Written request:
Make an exact copy of the records, dropping all pictures.

— Start Given data —

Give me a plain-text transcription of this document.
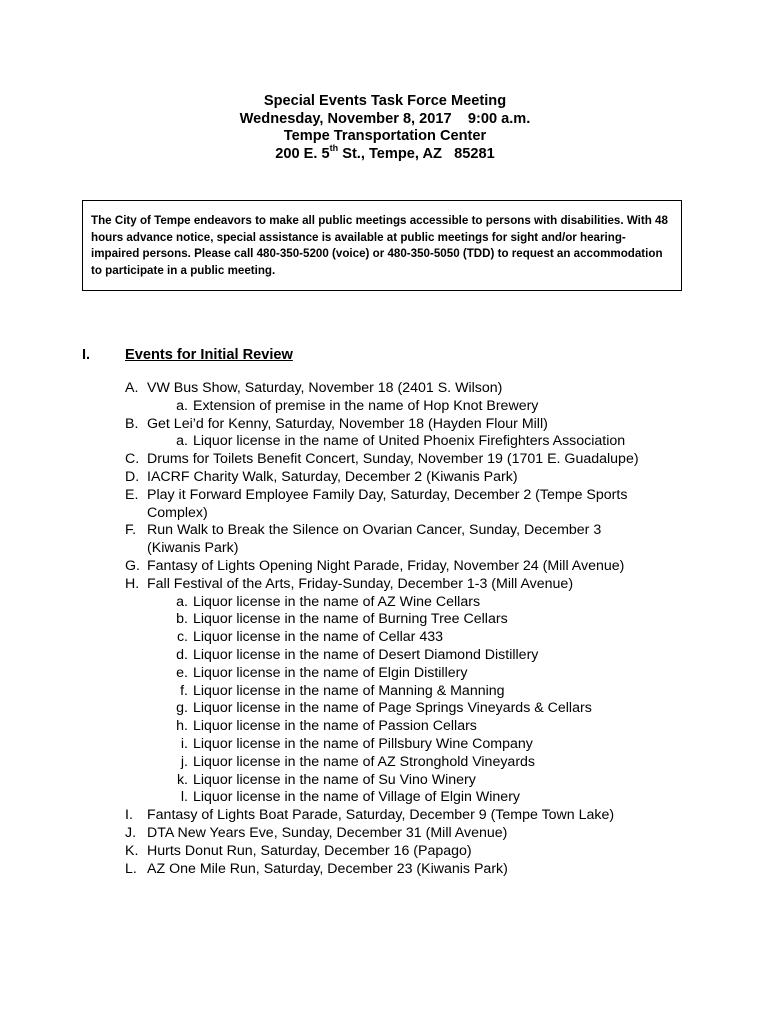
Special Events Task Force Meeting
Wednesday, November 8, 2017    9:00 a.m.
Tempe Transportation Center
200 E. 5th St., Tempe, AZ   85281
The City of Tempe endeavors to make all public meetings accessible to persons with disabilities. With 48 hours advance notice, special assistance is available at public meetings for sight and/or hearing-impaired persons. Please call 480-350-5200 (voice) or 480-350-5050 (TDD) to request an accommodation to participate in a public meeting.
I. Events for Initial Review
A. VW Bus Show, Saturday, November 18 (2401 S. Wilson)
a. Extension of premise in the name of Hop Knot Brewery
B. Get Lei’d for Kenny, Saturday, November 18 (Hayden Flour Mill)
a. Liquor license in the name of United Phoenix Firefighters Association
C. Drums for Toilets Benefit Concert, Sunday, November 19 (1701 E. Guadalupe)
D. IACRF Charity Walk, Saturday, December 2 (Kiwanis Park)
E. Play it Forward Employee Family Day, Saturday, December 2 (Tempe Sports
Complex)
F. Run Walk to Break the Silence on Ovarian Cancer, Sunday, December 3
(Kiwanis Park)
G. Fantasy of Lights Opening Night Parade, Friday, November 24 (Mill Avenue)
H. Fall Festival of the Arts, Friday-Sunday, December 1-3 (Mill Avenue)
a. Liquor license in the name of AZ Wine Cellars
b. Liquor license in the name of Burning Tree Cellars
c. Liquor license in the name of Cellar 433
d. Liquor license in the name of Desert Diamond Distillery
e. Liquor license in the name of Elgin Distillery
f. Liquor license in the name of Manning & Manning
g. Liquor license in the name of Page Springs Vineyards & Cellars
h. Liquor license in the name of Passion Cellars
i. Liquor license in the name of Pillsbury Wine Company
j. Liquor license in the name of AZ Stronghold Vineyards
k. Liquor license in the name of Su Vino Winery
l. Liquor license in the name of Village of Elgin Winery
I. Fantasy of Lights Boat Parade, Saturday, December 9 (Tempe Town Lake)
J. DTA New Years Eve, Sunday, December 31 (Mill Avenue)
K. Hurts Donut Run, Saturday, December 16 (Papago)
L. AZ One Mile Run, Saturday, December 23 (Kiwanis Park)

— End Given data —

Output for this task:
Give me a plain-text transcription of this document.
Special Events Task Force Meeting
Wednesday, November 8, 2017    9:00 a.m.
Tempe Transportation Center
200 E. 5th St., Tempe, AZ   85281
The City of Tempe endeavors to make all public meetings accessible to persons with disabilities. With 48 hours advance notice, special assistance is available at public meetings for sight and/or hearing-impaired persons. Please call 480-350-5200 (voice) or 480-350-5050 (TDD) to request an accommodation to participate in a public meeting.
I. Events for Initial Review
A. VW Bus Show, Saturday, November 18 (2401 S. Wilson)
a. Extension of premise in the name of Hop Knot Brewery
B. Get Lei’d for Kenny, Saturday, November 18 (Hayden Flour Mill)
a. Liquor license in the name of United Phoenix Firefighters Association
C. Drums for Toilets Benefit Concert, Sunday, November 19 (1701 E. Guadalupe)
D. IACRF Charity Walk, Saturday, December 2 (Kiwanis Park)
E. Play it Forward Employee Family Day, Saturday, December 2 (Tempe Sports
Complex)
F. Run Walk to Break the Silence on Ovarian Cancer, Sunday, December 3
(Kiwanis Park)
G. Fantasy of Lights Opening Night Parade, Friday, November 24 (Mill Avenue)
H. Fall Festival of the Arts, Friday-Sunday, December 1-3 (Mill Avenue)
a. Liquor license in the name of AZ Wine Cellars
b. Liquor license in the name of Burning Tree Cellars
c. Liquor license in the name of Cellar 433
d. Liquor license in the name of Desert Diamond Distillery
e. Liquor license in the name of Elgin Distillery
f. Liquor license in the name of Manning & Manning
g. Liquor license in the name of Page Springs Vineyards & Cellars
h. Liquor license in the name of Passion Cellars
i. Liquor license in the name of Pillsbury Wine Company
j. Liquor license in the name of AZ Stronghold Vineyards
k. Liquor license in the name of Su Vino Winery
l. Liquor license in the name of Village of Elgin Winery
I. Fantasy of Lights Boat Parade, Saturday, December 9 (Tempe Town Lake)
J. DTA New Years Eve, Sunday, December 31 (Mill Avenue)
K. Hurts Donut Run, Saturday, December 16 (Papago)
L. AZ One Mile Run, Saturday, December 23 (Kiwanis Park)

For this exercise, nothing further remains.